**DIRECTIONS FOR THIS TASK**
Copy out all the rows below, changing every "Deadlift" to "Bench Press" and keeping everything else the same.

**ENTRIES SHOWN**

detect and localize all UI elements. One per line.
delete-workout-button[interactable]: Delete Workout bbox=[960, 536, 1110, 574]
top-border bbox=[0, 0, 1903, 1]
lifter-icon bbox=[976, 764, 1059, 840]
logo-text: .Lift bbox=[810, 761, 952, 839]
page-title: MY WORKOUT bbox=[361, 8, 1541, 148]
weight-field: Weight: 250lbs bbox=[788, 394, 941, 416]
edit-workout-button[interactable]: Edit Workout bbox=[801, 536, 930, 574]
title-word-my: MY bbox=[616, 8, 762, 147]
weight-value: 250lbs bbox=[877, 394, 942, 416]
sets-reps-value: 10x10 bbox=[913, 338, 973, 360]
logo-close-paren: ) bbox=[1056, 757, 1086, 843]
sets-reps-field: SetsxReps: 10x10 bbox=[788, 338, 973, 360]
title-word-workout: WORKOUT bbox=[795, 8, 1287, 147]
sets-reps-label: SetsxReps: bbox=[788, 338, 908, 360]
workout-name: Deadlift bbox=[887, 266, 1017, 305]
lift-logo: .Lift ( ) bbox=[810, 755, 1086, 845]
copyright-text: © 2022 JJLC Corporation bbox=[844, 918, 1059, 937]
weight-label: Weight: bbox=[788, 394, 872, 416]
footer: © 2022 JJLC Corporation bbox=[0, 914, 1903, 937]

**FULL ANSWER**
detect and localize all UI elements. One per line.
delete-workout-button[interactable]: Delete Workout bbox=[960, 536, 1110, 574]
top-border bbox=[0, 0, 1903, 1]
lifter-icon bbox=[976, 764, 1059, 840]
logo-text: .Lift bbox=[810, 761, 952, 839]
page-title: MY WORKOUT bbox=[361, 8, 1541, 148]
weight-field: Weight: 250lbs bbox=[788, 394, 941, 416]
edit-workout-button[interactable]: Edit Workout bbox=[801, 536, 930, 574]
title-word-my: MY bbox=[616, 8, 762, 147]
weight-value: 250lbs bbox=[877, 394, 942, 416]
sets-reps-value: 10x10 bbox=[913, 338, 973, 360]
logo-close-paren: ) bbox=[1056, 757, 1086, 843]
sets-reps-field: SetsxReps: 10x10 bbox=[788, 338, 973, 360]
title-word-workout: WORKOUT bbox=[795, 8, 1287, 147]
sets-reps-label: SetsxReps: bbox=[788, 338, 908, 360]
workout-name: Bench Press bbox=[887, 266, 1017, 305]
lift-logo: .Lift ( ) bbox=[810, 755, 1086, 845]
copyright-text: © 2022 JJLC Corporation bbox=[844, 918, 1059, 937]
weight-label: Weight: bbox=[788, 394, 872, 416]
footer: © 2022 JJLC Corporation bbox=[0, 914, 1903, 937]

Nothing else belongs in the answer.